WORK REQUIRED: Starting at the line that contains "Give me a plain-text", reproduce every line through the end of the entries below, with no pictures in the copy.

Extracted records

# # # # #

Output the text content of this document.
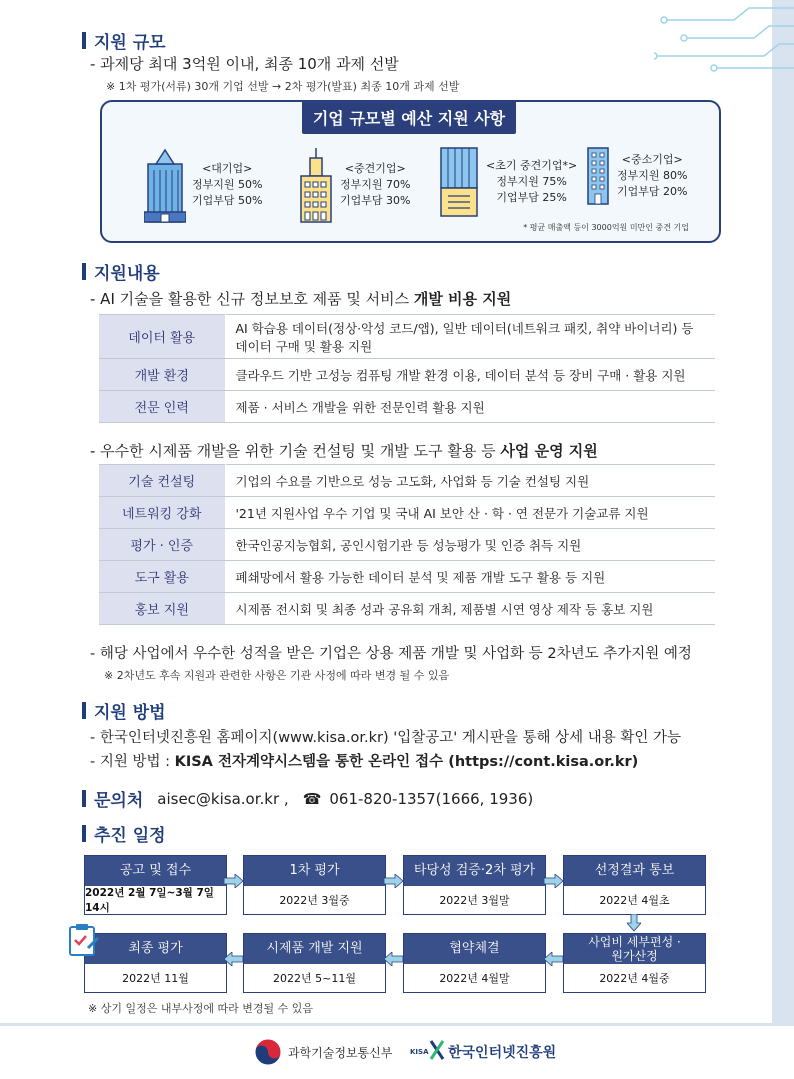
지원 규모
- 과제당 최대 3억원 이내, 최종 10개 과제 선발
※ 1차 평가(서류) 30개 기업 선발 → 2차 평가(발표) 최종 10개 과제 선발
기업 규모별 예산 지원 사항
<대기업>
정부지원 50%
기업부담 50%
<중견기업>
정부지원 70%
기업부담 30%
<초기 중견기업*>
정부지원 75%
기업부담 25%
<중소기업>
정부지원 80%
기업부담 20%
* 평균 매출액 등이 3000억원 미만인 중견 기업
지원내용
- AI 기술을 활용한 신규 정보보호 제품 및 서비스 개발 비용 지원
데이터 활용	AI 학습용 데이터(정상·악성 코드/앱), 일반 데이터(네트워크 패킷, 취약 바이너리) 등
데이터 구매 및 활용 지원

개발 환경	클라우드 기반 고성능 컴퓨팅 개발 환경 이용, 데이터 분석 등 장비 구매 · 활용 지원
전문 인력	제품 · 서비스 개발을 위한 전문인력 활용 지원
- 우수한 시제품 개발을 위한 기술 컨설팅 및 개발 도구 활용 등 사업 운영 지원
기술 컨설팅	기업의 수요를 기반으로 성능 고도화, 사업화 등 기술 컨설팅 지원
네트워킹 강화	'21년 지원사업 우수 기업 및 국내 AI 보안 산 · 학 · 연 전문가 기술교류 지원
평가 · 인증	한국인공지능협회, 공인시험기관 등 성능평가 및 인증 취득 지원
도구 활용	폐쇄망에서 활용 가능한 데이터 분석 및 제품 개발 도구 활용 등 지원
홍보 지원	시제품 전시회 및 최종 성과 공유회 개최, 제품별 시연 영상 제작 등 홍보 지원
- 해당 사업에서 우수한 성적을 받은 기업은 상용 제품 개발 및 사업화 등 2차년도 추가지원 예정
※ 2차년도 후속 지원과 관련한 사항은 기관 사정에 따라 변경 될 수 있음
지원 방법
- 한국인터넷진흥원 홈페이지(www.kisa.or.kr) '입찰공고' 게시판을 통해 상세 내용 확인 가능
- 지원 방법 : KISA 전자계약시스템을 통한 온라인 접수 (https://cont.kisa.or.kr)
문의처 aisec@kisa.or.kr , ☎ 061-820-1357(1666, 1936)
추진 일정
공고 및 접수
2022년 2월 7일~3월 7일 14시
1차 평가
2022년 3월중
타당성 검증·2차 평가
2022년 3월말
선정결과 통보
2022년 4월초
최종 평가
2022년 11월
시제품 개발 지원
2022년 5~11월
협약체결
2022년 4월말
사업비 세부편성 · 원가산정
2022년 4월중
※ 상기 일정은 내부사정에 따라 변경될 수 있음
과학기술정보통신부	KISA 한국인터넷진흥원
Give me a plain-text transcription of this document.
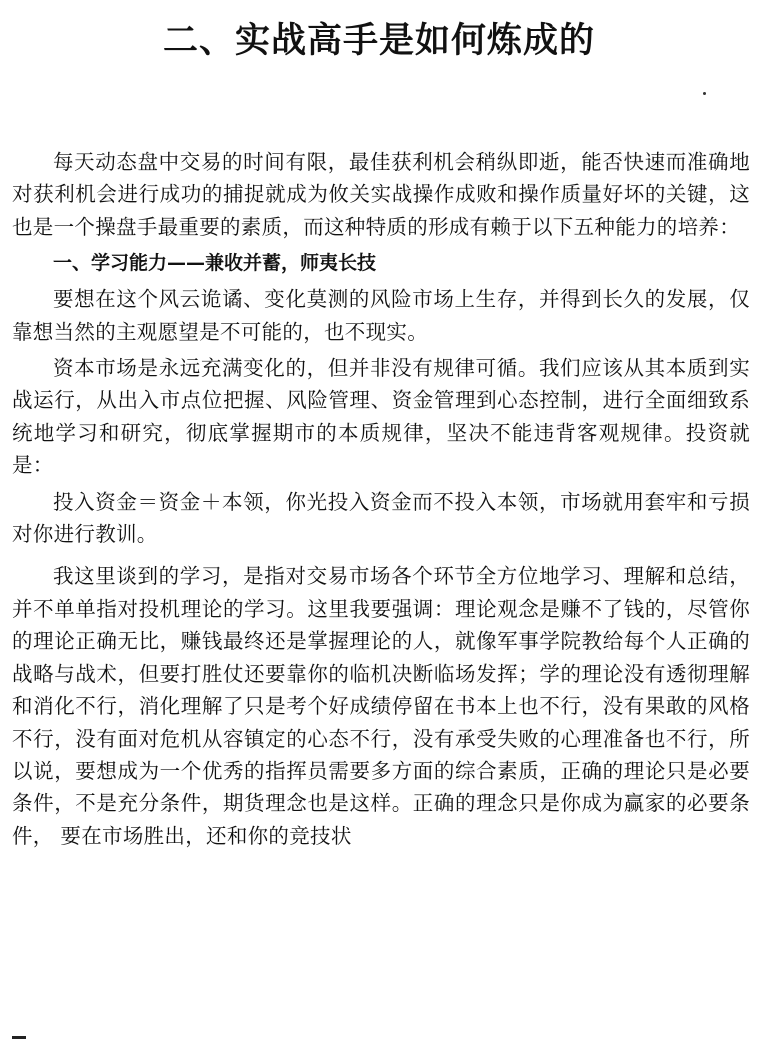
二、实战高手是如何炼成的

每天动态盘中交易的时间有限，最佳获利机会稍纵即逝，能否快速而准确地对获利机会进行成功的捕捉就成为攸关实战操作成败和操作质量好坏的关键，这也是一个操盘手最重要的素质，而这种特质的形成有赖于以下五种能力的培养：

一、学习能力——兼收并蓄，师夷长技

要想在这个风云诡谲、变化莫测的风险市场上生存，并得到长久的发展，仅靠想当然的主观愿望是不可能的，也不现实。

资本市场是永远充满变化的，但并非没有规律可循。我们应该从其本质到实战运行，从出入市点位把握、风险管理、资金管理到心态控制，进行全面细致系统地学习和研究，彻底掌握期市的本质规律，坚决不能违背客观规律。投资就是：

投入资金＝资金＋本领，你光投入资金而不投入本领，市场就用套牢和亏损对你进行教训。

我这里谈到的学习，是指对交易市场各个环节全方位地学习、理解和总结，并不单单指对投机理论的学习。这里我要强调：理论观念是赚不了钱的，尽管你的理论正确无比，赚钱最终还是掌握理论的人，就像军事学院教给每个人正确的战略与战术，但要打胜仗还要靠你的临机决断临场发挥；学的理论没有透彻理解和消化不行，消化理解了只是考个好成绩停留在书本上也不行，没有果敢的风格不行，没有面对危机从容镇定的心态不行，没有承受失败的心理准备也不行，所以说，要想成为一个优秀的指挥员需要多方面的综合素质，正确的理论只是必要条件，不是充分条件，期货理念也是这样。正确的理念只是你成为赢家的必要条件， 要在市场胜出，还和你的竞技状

# # # # #

EXERCISE RESPONSE:
Give me a plain-text transcription of this document.
二、实战高手是如何炼成的

每天动态盘中交易的时间有限，最佳获利机会稍纵即逝，能否快速而准确地对获利机会进行成功的捕捉就成为攸关实战操作成败和操作质量好坏的关键，这也是一个操盘手最重要的素质，而这种特质的形成有赖于以下五种能力的培养：

一、学习能力——兼收并蓄，师夷长技

要想在这个风云诡谲、变化莫测的风险市场上生存，并得到长久的发展，仅靠想当然的主观愿望是不可能的，也不现实。

资本市场是永远充满变化的，但并非没有规律可循。我们应该从其本质到实战运行，从出入市点位把握、风险管理、资金管理到心态控制，进行全面细致系统地学习和研究，彻底掌握期市的本质规律，坚决不能违背客观规律。投资就是：

投入资金＝资金＋本领，你光投入资金而不投入本领，市场就用套牢和亏损对你进行教训。

我这里谈到的学习，是指对交易市场各个环节全方位地学习、理解和总结，并不单单指对投机理论的学习。这里我要强调：理论观念是赚不了钱的，尽管你的理论正确无比，赚钱最终还是掌握理论的人，就像军事学院教给每个人正确的战略与战术，但要打胜仗还要靠你的临机决断临场发挥；学的理论没有透彻理解和消化不行，消化理解了只是考个好成绩停留在书本上也不行，没有果敢的风格不行，没有面对危机从容镇定的心态不行，没有承受失败的心理准备也不行，所以说，要想成为一个优秀的指挥员需要多方面的综合素质，正确的理论只是必要条件，不是充分条件，期货理念也是这样。正确的理念只是你成为赢家的必要条件， 要在市场胜出，还和你的竞技状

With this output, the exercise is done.